> WORK REQUIRED:
The entries below contain pictures. Retype everything except those pictures, exactly as given.

> STORED DATA:
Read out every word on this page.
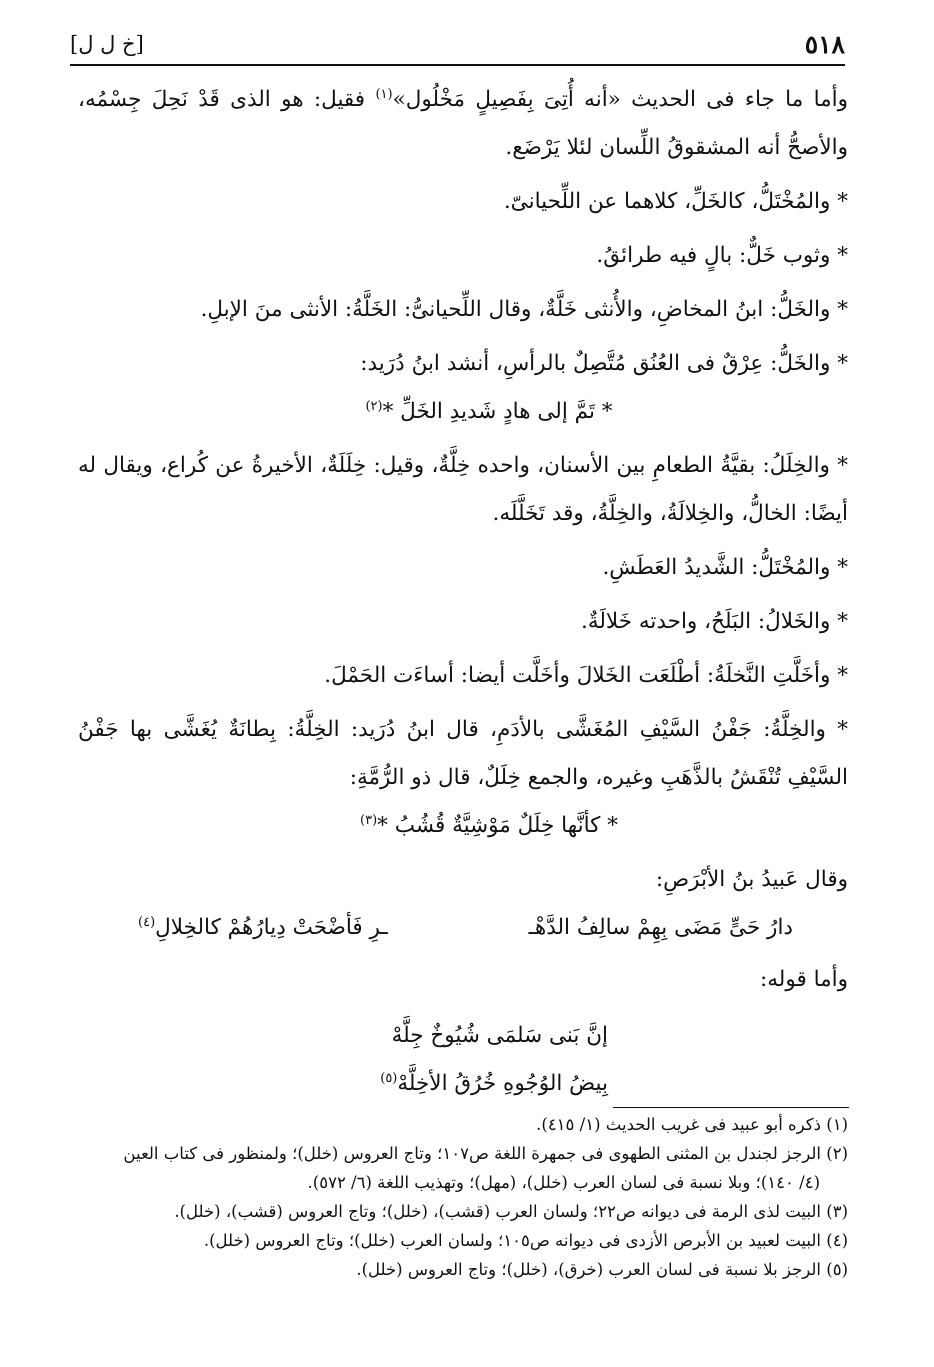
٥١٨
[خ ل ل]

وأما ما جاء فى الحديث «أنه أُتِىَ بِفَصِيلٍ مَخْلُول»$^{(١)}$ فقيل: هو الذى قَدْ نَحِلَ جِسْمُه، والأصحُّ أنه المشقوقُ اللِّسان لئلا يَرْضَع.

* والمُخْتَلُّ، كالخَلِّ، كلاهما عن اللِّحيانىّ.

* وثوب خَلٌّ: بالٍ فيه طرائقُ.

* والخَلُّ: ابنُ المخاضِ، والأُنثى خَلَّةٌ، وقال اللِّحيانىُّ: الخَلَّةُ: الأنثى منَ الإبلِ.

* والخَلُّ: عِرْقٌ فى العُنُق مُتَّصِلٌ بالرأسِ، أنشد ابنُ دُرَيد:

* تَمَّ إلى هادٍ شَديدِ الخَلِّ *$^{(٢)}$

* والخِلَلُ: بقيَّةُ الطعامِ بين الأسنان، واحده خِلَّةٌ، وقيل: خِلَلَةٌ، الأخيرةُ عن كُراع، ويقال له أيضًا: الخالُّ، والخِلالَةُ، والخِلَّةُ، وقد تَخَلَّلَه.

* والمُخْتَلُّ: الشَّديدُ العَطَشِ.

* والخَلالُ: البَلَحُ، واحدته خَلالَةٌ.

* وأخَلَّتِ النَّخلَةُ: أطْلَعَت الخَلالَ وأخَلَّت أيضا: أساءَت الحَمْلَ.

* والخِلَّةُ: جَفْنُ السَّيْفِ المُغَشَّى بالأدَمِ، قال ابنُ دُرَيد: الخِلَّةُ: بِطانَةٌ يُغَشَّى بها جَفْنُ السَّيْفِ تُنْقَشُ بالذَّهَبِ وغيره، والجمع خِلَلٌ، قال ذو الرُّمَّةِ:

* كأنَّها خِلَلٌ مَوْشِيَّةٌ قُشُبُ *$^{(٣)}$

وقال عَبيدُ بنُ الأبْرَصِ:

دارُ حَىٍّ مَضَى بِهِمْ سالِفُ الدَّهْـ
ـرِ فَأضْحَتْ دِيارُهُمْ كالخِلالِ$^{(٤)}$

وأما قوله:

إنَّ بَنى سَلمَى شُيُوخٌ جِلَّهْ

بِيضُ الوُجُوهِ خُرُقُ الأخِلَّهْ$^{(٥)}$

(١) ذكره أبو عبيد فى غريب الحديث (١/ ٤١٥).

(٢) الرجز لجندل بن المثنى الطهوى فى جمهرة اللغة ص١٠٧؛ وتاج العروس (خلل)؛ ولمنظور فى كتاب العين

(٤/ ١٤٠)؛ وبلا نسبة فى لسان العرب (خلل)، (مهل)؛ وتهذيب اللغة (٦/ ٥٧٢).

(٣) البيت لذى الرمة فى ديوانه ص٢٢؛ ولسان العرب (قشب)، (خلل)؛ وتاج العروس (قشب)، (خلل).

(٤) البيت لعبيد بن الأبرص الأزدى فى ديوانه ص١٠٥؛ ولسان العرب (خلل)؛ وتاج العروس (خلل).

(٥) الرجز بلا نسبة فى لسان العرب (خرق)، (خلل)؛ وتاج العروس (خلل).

> EXERCISE OUTPUT:
Read out every word on this page.
٥١٨
[خ ل ل]

وأما ما جاء فى الحديث «أنه أُتِىَ بِفَصِيلٍ مَخْلُول»$^{(١)}$ فقيل: هو الذى قَدْ نَحِلَ جِسْمُه، والأصحُّ أنه المشقوقُ اللِّسان لئلا يَرْضَع.

* والمُخْتَلُّ، كالخَلِّ، كلاهما عن اللِّحيانىّ.

* وثوب خَلٌّ: بالٍ فيه طرائقُ.

* والخَلُّ: ابنُ المخاضِ، والأُنثى خَلَّةٌ، وقال اللِّحيانىُّ: الخَلَّةُ: الأنثى منَ الإبلِ.

* والخَلُّ: عِرْقٌ فى العُنُق مُتَّصِلٌ بالرأسِ، أنشد ابنُ دُرَيد:

* تَمَّ إلى هادٍ شَديدِ الخَلِّ *$^{(٢)}$

* والخِلَلُ: بقيَّةُ الطعامِ بين الأسنان، واحده خِلَّةٌ، وقيل: خِلَلَةٌ، الأخيرةُ عن كُراع، ويقال له أيضًا: الخالُّ، والخِلالَةُ، والخِلَّةُ، وقد تَخَلَّلَه.

* والمُخْتَلُّ: الشَّديدُ العَطَشِ.

* والخَلالُ: البَلَحُ، واحدته خَلالَةٌ.

* وأخَلَّتِ النَّخلَةُ: أطْلَعَت الخَلالَ وأخَلَّت أيضا: أساءَت الحَمْلَ.

* والخِلَّةُ: جَفْنُ السَّيْفِ المُغَشَّى بالأدَمِ، قال ابنُ دُرَيد: الخِلَّةُ: بِطانَةٌ يُغَشَّى بها جَفْنُ السَّيْفِ تُنْقَشُ بالذَّهَبِ وغيره، والجمع خِلَلٌ، قال ذو الرُّمَّةِ:

* كأنَّها خِلَلٌ مَوْشِيَّةٌ قُشُبُ *$^{(٣)}$

وقال عَبيدُ بنُ الأبْرَصِ:

دارُ حَىٍّ مَضَى بِهِمْ سالِفُ الدَّهْـ
ـرِ فَأضْحَتْ دِيارُهُمْ كالخِلالِ$^{(٤)}$

وأما قوله:

إنَّ بَنى سَلمَى شُيُوخٌ جِلَّهْ

بِيضُ الوُجُوهِ خُرُقُ الأخِلَّهْ$^{(٥)}$

(١) ذكره أبو عبيد فى غريب الحديث (١/ ٤١٥).

(٢) الرجز لجندل بن المثنى الطهوى فى جمهرة اللغة ص١٠٧؛ وتاج العروس (خلل)؛ ولمنظور فى كتاب العين

(٤/ ١٤٠)؛ وبلا نسبة فى لسان العرب (خلل)، (مهل)؛ وتهذيب اللغة (٦/ ٥٧٢).

(٣) البيت لذى الرمة فى ديوانه ص٢٢؛ ولسان العرب (قشب)، (خلل)؛ وتاج العروس (قشب)، (خلل).

(٤) البيت لعبيد بن الأبرص الأزدى فى ديوانه ص١٠٥؛ ولسان العرب (خلل)؛ وتاج العروس (خلل).

(٥) الرجز بلا نسبة فى لسان العرب (خرق)، (خلل)؛ وتاج العروس (خلل).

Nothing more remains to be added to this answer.